## SHORT TASK
Change every occurrence of "CASUAL SHIRTS" to "DENIM JACKETS" in the lines of data below, and reproduce all lines with everything else left as it is.

Lines of data:
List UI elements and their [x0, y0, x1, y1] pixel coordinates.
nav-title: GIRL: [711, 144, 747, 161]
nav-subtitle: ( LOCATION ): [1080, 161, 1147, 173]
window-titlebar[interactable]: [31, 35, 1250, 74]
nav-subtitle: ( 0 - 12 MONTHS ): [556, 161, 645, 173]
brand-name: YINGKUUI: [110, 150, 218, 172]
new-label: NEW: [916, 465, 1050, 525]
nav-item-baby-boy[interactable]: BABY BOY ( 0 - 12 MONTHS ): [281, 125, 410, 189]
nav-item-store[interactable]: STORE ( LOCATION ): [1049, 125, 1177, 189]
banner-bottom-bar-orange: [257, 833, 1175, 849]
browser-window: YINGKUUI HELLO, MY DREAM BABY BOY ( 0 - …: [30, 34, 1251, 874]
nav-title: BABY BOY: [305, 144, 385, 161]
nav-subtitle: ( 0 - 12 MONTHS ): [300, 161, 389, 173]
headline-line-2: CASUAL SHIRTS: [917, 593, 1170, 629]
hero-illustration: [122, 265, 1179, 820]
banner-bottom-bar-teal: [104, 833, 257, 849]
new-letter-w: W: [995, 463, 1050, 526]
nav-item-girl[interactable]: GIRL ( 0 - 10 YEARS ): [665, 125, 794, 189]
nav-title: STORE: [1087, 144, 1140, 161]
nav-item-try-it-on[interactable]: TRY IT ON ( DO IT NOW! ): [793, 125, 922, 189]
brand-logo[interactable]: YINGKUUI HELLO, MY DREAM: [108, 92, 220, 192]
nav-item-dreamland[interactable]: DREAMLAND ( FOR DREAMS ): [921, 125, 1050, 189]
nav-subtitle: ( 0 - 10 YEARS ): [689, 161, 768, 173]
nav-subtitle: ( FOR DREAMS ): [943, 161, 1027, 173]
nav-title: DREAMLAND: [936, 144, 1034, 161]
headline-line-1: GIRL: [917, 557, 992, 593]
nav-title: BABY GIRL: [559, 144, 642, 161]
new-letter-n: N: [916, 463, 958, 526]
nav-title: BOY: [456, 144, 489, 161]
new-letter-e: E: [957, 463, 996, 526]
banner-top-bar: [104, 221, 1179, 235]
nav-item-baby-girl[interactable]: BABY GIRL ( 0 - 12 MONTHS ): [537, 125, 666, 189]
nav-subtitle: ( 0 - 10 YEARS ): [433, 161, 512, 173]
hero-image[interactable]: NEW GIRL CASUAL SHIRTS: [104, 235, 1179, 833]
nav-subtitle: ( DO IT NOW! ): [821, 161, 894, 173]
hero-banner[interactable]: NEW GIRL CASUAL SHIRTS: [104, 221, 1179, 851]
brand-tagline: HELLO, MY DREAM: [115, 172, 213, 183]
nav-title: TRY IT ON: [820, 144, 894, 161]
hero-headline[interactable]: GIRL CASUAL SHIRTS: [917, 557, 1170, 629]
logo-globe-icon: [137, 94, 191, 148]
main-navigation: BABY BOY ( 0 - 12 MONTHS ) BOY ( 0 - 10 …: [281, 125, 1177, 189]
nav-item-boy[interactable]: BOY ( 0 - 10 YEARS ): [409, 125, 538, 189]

## PROBLEM SOLUTION
List UI elements and their [x0, y0, x1, y1] pixel coordinates.
nav-title: GIRL: [711, 144, 747, 161]
nav-subtitle: ( LOCATION ): [1080, 161, 1147, 173]
window-titlebar[interactable]: [31, 35, 1250, 74]
nav-subtitle: ( 0 - 12 MONTHS ): [556, 161, 645, 173]
brand-name: YINGKUUI: [110, 150, 218, 172]
new-label: NEW: [916, 465, 1050, 525]
nav-item-baby-boy[interactable]: BABY BOY ( 0 - 12 MONTHS ): [281, 125, 410, 189]
nav-item-store[interactable]: STORE ( LOCATION ): [1049, 125, 1177, 189]
banner-bottom-bar-orange: [257, 833, 1175, 849]
browser-window: YINGKUUI HELLO, MY DREAM BABY BOY ( 0 - …: [30, 34, 1251, 874]
nav-title: BABY BOY: [305, 144, 385, 161]
nav-subtitle: ( 0 - 12 MONTHS ): [300, 161, 389, 173]
headline-line-2: DENIM JACKETS: [917, 593, 1170, 629]
hero-illustration: [122, 265, 1179, 820]
banner-bottom-bar-teal: [104, 833, 257, 849]
new-letter-w: W: [995, 463, 1050, 526]
nav-item-girl[interactable]: GIRL ( 0 - 10 YEARS ): [665, 125, 794, 189]
nav-title: STORE: [1087, 144, 1140, 161]
nav-item-try-it-on[interactable]: TRY IT ON ( DO IT NOW! ): [793, 125, 922, 189]
brand-logo[interactable]: YINGKUUI HELLO, MY DREAM: [108, 92, 220, 192]
nav-item-dreamland[interactable]: DREAMLAND ( FOR DREAMS ): [921, 125, 1050, 189]
nav-subtitle: ( 0 - 10 YEARS ): [689, 161, 768, 173]
nav-subtitle: ( FOR DREAMS ): [943, 161, 1027, 173]
nav-title: DREAMLAND: [936, 144, 1034, 161]
headline-line-1: GIRL: [917, 557, 992, 593]
nav-title: BABY GIRL: [559, 144, 642, 161]
new-letter-n: N: [916, 463, 958, 526]
nav-title: BOY: [456, 144, 489, 161]
new-letter-e: E: [957, 463, 996, 526]
banner-top-bar: [104, 221, 1179, 235]
nav-item-baby-girl[interactable]: BABY GIRL ( 0 - 12 MONTHS ): [537, 125, 666, 189]
nav-subtitle: ( 0 - 10 YEARS ): [433, 161, 512, 173]
hero-image[interactable]: NEW GIRL DENIM JACKETS: [104, 235, 1179, 833]
nav-subtitle: ( DO IT NOW! ): [821, 161, 894, 173]
hero-banner[interactable]: NEW GIRL DENIM JACKETS: [104, 221, 1179, 851]
brand-tagline: HELLO, MY DREAM: [115, 172, 213, 183]
nav-title: TRY IT ON: [820, 144, 894, 161]
hero-headline[interactable]: GIRL DENIM JACKETS: [917, 557, 1170, 629]
logo-globe-icon: [137, 94, 191, 148]
main-navigation: BABY BOY ( 0 - 12 MONTHS ) BOY ( 0 - 10 …: [281, 125, 1177, 189]
nav-item-boy[interactable]: BOY ( 0 - 10 YEARS ): [409, 125, 538, 189]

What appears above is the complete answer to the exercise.